### Your task
Update the lines of the listing from its first line through the line containing "end-value-label-iraq: $280B: [1180, 510, 1258, 538]", replacing "y-tick-label" with "y-axis-tick" and leaving everything else unchanged.

### Data for processing
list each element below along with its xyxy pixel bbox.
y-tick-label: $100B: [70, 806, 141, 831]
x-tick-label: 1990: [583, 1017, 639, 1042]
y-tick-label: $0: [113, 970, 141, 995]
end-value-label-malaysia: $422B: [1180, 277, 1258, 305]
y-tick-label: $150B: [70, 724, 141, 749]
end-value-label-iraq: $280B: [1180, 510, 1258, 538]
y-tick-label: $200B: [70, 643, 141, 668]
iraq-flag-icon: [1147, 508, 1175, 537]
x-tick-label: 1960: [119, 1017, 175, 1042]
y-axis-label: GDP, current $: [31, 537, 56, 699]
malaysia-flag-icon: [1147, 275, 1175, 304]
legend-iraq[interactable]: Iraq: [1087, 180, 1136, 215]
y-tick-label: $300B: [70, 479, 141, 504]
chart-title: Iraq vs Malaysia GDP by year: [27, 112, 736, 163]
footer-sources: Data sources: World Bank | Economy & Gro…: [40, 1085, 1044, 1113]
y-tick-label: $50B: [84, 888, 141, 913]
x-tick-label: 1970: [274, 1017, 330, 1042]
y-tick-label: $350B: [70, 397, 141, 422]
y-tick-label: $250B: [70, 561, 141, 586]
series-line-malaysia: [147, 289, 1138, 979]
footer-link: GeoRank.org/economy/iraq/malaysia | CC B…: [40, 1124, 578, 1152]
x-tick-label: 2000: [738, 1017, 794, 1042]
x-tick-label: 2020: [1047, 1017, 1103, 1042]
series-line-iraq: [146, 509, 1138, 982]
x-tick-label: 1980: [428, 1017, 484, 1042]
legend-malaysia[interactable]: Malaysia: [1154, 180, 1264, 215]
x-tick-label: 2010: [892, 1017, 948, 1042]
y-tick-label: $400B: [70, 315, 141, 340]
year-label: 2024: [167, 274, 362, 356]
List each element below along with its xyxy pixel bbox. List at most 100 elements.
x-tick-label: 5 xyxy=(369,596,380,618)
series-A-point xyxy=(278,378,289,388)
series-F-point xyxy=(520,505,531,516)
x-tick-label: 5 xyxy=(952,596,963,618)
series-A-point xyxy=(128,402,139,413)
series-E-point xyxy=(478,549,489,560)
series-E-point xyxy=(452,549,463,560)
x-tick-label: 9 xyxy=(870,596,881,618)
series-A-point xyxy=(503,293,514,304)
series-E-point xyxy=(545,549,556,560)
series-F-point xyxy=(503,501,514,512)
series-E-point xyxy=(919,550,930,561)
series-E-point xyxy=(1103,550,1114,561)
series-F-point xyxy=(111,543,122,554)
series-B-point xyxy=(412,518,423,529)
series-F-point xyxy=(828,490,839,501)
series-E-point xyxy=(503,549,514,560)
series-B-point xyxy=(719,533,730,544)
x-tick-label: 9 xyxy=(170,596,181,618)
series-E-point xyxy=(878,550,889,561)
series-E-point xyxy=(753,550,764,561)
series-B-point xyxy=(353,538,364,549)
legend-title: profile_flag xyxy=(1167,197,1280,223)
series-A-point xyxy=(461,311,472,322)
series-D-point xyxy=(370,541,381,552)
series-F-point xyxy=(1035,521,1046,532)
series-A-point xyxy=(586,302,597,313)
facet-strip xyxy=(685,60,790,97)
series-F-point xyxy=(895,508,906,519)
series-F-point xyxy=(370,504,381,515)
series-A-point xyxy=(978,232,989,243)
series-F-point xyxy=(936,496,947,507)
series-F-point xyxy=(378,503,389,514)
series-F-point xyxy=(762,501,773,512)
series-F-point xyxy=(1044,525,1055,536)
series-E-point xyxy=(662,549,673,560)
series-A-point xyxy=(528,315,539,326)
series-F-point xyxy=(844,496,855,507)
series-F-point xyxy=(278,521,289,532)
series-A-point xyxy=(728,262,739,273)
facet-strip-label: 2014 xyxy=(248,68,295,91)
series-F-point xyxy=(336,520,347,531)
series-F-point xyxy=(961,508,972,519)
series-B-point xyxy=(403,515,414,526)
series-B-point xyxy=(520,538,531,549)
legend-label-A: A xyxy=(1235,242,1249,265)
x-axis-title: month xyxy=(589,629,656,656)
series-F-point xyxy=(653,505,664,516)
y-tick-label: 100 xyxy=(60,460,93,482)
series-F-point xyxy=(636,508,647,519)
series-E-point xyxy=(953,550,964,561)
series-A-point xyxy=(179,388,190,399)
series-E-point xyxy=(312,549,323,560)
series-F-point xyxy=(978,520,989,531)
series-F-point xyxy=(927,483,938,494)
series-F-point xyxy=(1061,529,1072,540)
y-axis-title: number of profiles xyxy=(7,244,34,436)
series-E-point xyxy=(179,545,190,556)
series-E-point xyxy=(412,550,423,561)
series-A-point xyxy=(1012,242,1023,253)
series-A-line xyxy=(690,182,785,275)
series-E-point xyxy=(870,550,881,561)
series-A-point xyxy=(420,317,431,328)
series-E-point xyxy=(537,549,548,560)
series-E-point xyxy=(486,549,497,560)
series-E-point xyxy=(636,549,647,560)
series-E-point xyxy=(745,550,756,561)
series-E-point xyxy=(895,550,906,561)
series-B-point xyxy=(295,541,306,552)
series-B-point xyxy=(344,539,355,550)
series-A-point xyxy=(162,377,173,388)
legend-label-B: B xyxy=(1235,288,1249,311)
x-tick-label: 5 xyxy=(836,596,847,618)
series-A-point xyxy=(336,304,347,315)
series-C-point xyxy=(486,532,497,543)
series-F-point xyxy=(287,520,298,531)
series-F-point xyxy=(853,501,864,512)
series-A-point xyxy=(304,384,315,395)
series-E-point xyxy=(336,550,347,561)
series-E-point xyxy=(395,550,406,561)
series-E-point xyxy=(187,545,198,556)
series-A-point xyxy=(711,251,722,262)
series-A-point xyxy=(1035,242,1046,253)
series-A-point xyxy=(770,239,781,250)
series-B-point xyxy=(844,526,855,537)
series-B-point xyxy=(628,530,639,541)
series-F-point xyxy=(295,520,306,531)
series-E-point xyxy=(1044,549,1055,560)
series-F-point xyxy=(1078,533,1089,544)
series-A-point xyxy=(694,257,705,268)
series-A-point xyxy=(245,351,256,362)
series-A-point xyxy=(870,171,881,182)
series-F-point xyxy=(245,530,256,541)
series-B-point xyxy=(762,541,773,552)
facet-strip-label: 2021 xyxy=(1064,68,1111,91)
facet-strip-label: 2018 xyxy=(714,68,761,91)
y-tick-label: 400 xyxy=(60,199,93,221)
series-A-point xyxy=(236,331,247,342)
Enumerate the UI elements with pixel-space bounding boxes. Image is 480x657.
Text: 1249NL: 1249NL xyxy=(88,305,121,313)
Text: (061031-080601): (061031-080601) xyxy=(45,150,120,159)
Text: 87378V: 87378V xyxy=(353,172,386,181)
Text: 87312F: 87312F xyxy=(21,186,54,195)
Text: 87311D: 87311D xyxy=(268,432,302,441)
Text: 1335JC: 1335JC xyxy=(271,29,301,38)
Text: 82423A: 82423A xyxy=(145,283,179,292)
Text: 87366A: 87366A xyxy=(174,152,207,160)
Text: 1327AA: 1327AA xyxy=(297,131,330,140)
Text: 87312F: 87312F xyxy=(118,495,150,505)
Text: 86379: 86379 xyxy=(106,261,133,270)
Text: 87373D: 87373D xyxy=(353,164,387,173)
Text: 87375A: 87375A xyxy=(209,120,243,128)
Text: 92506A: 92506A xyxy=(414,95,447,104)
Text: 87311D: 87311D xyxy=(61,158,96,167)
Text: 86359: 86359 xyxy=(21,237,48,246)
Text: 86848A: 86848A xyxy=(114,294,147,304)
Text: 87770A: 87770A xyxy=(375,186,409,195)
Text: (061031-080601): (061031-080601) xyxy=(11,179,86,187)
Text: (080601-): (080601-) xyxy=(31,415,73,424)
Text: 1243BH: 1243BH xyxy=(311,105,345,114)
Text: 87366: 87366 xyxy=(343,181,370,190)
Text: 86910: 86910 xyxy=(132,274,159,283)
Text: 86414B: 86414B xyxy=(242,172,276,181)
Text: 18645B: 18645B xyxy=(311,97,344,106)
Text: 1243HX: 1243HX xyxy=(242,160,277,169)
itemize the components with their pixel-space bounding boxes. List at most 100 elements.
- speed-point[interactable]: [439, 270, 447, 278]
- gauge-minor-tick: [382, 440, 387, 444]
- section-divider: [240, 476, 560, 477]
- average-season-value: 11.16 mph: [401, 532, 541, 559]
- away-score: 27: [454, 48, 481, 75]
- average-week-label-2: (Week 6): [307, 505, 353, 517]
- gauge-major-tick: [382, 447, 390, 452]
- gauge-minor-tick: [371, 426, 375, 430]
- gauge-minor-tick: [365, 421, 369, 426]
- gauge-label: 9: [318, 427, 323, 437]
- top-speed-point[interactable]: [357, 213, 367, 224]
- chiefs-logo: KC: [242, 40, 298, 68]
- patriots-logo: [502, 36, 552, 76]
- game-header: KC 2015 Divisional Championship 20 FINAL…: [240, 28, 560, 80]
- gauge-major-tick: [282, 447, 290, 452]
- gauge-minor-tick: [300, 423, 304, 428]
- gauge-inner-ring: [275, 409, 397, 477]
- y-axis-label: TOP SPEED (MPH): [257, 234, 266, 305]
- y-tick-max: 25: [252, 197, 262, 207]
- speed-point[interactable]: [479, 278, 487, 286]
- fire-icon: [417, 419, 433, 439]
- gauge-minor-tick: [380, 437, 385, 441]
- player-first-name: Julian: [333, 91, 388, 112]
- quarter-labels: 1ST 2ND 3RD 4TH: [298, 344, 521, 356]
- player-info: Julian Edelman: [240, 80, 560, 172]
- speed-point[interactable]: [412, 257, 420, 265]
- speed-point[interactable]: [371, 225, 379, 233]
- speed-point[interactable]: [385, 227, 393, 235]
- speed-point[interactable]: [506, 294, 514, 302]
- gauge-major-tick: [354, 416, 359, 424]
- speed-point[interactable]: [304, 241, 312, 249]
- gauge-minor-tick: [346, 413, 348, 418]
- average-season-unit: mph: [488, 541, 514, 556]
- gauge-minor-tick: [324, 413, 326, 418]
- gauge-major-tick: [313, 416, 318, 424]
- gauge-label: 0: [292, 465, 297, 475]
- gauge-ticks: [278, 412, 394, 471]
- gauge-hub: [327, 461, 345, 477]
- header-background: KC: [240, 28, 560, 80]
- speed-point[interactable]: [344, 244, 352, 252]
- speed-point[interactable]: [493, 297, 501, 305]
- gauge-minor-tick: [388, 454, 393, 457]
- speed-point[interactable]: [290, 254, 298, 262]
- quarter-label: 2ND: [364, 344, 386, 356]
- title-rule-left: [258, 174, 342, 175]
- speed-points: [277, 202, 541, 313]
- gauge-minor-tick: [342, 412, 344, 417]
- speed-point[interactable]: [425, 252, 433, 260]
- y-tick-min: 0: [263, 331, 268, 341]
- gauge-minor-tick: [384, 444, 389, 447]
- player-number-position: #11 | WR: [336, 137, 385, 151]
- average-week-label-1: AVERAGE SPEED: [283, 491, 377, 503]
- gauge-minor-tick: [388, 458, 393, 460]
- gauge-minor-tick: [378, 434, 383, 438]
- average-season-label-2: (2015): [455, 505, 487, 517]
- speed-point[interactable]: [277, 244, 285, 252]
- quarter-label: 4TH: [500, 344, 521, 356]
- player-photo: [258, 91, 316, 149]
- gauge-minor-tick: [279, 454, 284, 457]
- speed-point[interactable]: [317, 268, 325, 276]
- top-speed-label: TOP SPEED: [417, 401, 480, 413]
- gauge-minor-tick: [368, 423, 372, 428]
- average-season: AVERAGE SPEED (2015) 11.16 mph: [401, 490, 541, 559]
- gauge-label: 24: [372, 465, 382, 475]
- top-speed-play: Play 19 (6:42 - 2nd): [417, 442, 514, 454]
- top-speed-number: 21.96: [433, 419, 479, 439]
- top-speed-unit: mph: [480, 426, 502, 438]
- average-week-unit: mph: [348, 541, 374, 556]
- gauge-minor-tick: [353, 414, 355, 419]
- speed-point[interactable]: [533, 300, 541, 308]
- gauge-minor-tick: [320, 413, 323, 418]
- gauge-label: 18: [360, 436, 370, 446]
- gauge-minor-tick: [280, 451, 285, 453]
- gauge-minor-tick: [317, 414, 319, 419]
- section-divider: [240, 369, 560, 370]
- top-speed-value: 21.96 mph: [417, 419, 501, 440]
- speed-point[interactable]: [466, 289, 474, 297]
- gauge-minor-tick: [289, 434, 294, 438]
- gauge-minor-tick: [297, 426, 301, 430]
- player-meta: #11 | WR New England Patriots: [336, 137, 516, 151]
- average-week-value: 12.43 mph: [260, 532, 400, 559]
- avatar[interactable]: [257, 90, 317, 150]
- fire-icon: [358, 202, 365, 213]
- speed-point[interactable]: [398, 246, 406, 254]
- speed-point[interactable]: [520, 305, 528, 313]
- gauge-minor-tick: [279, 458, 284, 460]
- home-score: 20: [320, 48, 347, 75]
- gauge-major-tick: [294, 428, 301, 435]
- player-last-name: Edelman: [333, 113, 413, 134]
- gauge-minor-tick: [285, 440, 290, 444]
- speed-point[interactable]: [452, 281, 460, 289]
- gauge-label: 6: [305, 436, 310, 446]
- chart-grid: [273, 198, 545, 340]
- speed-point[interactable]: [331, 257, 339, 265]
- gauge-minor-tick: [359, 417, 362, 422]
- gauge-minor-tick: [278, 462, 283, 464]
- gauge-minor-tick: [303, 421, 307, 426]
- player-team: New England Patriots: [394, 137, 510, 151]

### The solution
list each element below along with its xyxy pixel bbox.
y-axis-tick: $100B: [70, 806, 141, 831]
x-tick-label: 1990: [583, 1017, 639, 1042]
y-axis-tick: $0: [113, 970, 141, 995]
end-value-label-malaysia: $422B: [1180, 277, 1258, 305]
y-axis-tick: $150B: [70, 724, 141, 749]
end-value-label-iraq: $280B: [1180, 510, 1258, 538]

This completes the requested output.